Exercise = Identify all lines in the listing that include the word "data", and copy them out.

Provided records =
'''

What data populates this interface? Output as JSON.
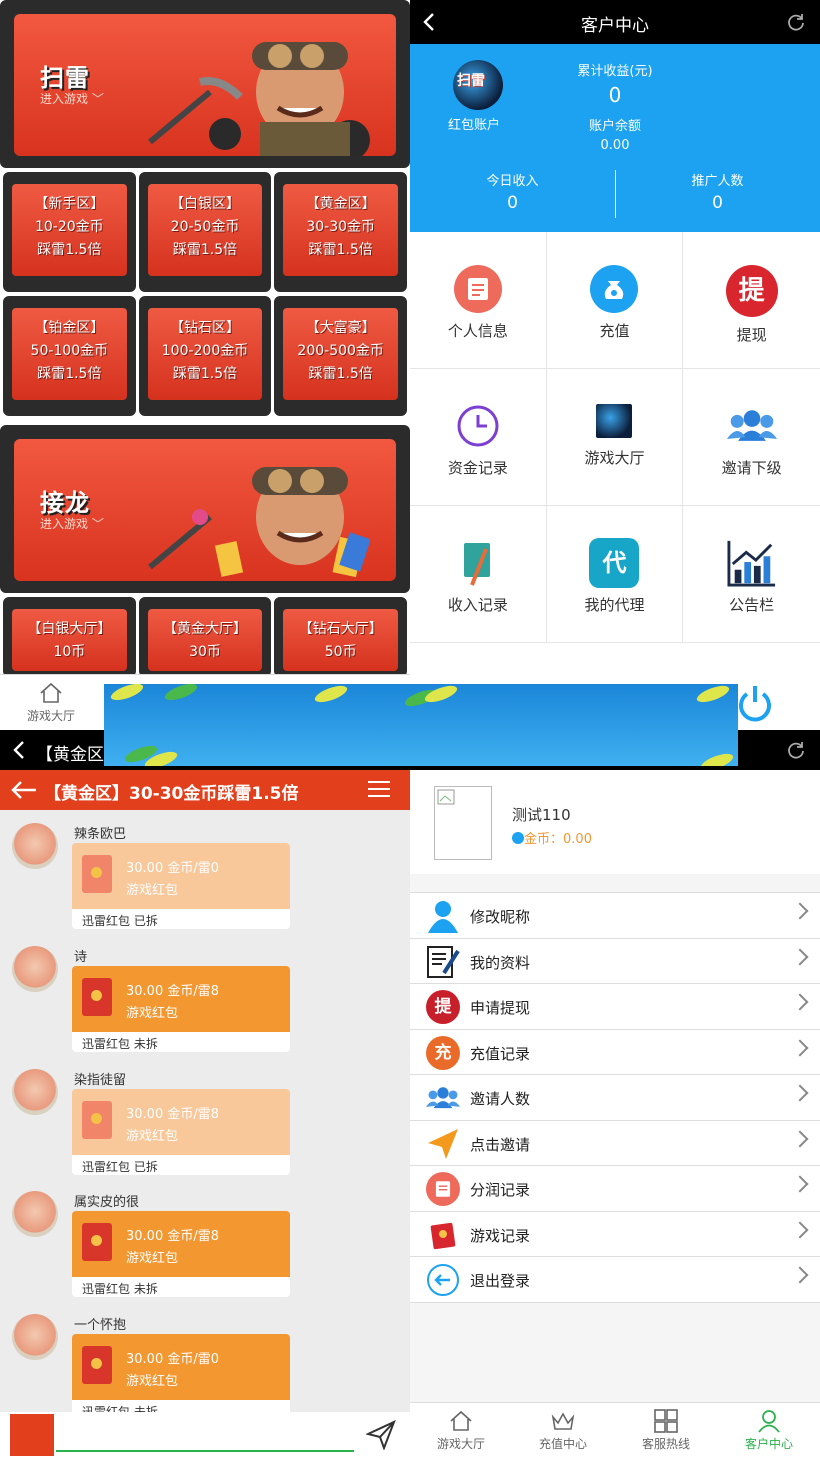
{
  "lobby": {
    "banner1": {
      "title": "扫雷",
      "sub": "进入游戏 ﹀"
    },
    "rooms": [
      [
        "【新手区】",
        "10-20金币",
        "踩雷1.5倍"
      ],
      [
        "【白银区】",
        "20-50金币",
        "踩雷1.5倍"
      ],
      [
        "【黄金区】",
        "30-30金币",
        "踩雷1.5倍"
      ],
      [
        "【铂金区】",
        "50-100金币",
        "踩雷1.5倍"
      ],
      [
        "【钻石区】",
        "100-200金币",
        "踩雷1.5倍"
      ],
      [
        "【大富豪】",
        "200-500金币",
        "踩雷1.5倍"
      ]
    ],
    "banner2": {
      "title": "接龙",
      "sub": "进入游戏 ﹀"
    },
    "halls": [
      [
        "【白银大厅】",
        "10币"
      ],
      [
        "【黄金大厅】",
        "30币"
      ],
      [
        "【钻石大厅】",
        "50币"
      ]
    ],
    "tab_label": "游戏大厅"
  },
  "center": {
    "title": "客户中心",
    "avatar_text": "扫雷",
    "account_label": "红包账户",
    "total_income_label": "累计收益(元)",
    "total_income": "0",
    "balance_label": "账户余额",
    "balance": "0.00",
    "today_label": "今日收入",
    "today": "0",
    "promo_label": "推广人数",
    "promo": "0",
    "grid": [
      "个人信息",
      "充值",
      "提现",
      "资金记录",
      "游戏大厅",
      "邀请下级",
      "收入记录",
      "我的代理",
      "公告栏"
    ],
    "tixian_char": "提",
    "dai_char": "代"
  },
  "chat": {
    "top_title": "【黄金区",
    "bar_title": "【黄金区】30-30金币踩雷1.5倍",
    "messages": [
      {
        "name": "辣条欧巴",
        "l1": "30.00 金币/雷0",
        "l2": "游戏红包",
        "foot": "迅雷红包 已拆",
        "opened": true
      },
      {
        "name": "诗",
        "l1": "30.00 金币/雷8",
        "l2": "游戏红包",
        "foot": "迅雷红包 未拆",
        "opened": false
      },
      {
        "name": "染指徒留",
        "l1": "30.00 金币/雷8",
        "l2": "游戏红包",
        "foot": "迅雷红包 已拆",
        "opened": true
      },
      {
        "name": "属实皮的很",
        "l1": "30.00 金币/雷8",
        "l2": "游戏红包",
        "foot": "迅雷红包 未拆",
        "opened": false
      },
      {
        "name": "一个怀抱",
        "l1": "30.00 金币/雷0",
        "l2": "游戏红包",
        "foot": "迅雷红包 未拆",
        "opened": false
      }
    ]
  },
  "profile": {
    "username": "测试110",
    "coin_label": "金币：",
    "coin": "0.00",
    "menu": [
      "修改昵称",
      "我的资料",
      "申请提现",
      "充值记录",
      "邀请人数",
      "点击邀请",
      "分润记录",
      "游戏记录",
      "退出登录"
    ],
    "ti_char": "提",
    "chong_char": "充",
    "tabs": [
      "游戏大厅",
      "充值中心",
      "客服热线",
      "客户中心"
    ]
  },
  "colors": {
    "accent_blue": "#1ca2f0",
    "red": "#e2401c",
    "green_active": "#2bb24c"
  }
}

'''
'''

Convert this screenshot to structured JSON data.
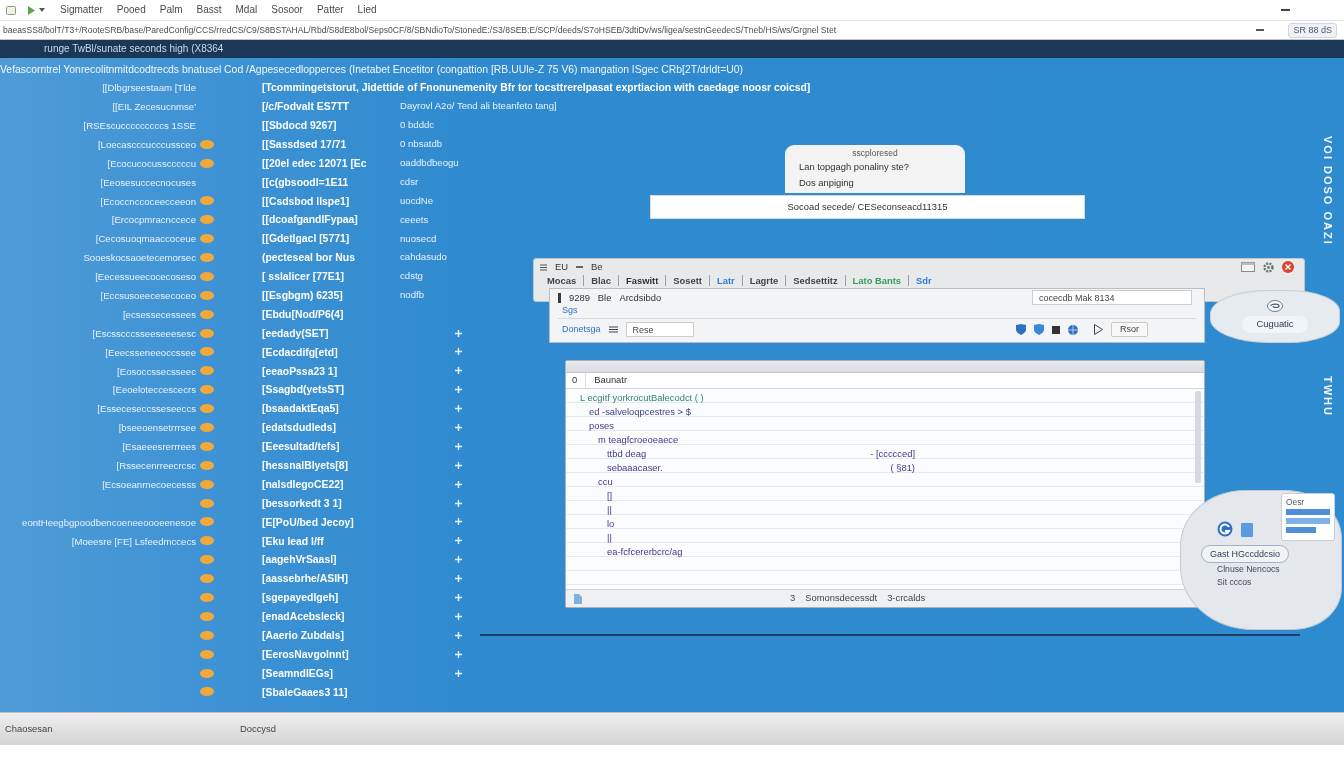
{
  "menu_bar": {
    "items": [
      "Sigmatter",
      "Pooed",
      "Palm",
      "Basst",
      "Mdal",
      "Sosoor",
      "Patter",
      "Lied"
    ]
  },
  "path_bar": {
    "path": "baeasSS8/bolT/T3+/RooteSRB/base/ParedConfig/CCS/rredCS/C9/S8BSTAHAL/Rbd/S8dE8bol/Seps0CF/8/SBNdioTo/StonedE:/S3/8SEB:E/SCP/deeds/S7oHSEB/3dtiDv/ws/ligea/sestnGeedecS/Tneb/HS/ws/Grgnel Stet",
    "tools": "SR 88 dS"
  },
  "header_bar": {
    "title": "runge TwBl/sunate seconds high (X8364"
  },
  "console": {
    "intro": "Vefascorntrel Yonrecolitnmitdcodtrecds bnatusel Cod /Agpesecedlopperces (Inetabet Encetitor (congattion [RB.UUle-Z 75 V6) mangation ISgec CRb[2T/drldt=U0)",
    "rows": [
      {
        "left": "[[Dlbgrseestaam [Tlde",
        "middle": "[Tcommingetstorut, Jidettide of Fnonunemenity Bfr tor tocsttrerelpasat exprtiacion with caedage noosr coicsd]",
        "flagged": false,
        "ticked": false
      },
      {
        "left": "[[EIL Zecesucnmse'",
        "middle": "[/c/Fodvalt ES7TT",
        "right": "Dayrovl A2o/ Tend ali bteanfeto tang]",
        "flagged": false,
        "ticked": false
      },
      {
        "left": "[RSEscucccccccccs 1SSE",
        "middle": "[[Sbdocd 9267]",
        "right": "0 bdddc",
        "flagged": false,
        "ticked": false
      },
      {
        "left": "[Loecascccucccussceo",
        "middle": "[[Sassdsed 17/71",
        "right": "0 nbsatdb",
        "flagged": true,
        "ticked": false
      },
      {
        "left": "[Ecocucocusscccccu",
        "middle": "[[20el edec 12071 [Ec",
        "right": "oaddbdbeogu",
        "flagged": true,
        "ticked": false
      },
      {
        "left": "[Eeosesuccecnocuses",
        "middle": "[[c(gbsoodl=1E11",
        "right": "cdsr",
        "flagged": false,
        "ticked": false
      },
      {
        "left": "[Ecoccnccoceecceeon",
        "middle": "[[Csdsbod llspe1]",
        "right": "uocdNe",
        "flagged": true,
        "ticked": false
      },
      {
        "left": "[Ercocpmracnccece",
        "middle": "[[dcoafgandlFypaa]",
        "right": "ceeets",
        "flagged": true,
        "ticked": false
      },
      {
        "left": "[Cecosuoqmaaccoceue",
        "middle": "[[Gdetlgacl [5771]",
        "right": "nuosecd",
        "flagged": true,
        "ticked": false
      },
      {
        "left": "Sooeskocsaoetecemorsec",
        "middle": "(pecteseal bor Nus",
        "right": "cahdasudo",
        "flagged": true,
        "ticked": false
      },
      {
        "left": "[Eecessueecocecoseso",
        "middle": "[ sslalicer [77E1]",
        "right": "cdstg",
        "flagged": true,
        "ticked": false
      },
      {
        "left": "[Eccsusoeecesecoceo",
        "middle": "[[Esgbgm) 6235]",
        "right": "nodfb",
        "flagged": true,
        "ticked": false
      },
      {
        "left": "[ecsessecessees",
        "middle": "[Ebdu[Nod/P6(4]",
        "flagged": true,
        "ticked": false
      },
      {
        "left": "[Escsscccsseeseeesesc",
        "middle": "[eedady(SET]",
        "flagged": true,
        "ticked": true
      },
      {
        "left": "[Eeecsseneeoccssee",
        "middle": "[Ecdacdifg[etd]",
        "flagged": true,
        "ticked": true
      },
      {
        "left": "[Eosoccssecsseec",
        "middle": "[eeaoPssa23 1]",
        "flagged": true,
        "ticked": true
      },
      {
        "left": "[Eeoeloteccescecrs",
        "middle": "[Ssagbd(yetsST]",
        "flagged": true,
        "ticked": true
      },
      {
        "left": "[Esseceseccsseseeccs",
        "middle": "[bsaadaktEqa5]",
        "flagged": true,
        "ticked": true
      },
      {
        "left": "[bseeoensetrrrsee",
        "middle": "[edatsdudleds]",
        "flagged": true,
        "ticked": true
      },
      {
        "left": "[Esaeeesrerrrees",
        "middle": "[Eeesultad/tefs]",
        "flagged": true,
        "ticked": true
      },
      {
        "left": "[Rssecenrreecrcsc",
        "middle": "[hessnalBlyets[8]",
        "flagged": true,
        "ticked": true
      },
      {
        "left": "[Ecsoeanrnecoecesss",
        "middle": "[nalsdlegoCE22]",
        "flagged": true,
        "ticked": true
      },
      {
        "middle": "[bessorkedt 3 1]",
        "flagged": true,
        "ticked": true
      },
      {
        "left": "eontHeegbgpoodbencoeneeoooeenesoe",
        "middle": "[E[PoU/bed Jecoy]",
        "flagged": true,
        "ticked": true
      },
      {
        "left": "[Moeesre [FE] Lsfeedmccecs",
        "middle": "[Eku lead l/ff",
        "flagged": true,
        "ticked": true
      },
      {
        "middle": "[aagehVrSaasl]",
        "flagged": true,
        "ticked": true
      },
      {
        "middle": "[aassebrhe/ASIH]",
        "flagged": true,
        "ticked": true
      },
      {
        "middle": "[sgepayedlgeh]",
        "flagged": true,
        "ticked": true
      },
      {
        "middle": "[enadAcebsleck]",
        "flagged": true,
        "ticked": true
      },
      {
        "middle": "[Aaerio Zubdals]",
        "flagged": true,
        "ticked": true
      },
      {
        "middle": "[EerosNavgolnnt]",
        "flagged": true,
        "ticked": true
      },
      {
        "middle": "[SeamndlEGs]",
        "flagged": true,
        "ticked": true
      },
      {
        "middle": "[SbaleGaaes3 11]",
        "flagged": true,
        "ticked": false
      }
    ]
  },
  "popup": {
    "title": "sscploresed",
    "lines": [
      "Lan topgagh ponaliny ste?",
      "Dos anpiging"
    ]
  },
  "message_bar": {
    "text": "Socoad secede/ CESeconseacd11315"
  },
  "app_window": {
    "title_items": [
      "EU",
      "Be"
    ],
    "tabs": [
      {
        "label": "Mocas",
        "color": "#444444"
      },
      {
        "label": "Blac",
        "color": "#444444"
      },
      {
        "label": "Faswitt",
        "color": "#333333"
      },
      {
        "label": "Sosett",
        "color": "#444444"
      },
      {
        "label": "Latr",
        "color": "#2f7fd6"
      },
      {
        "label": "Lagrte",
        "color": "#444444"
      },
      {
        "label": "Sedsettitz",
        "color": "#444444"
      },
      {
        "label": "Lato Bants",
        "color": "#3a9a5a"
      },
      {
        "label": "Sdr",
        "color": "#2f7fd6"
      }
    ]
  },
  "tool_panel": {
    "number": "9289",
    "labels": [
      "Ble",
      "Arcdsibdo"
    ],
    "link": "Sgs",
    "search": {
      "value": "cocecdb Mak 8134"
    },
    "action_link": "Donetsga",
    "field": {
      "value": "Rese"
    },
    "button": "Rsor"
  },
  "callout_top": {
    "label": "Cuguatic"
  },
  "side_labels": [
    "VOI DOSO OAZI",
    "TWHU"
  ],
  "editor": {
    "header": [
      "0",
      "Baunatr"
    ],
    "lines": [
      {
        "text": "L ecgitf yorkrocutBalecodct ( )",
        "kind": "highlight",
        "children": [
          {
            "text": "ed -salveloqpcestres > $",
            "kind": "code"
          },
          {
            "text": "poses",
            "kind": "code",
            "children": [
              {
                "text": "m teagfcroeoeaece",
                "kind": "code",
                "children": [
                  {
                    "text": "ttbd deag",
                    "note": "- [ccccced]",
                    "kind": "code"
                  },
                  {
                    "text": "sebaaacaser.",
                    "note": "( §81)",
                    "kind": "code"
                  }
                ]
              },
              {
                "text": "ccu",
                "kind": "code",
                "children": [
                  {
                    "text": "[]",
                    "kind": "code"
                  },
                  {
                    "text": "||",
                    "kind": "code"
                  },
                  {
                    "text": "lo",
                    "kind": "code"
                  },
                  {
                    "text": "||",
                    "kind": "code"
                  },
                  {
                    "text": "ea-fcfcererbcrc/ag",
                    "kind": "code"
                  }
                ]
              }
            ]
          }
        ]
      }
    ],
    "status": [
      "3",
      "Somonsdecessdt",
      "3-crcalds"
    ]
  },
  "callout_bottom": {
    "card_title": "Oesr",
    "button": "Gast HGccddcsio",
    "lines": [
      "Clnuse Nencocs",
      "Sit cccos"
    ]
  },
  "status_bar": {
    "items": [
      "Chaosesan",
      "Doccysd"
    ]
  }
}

'''

Expected output =
What data populates this interface? Output as JSON.
Convert this screenshot to structured JSON data.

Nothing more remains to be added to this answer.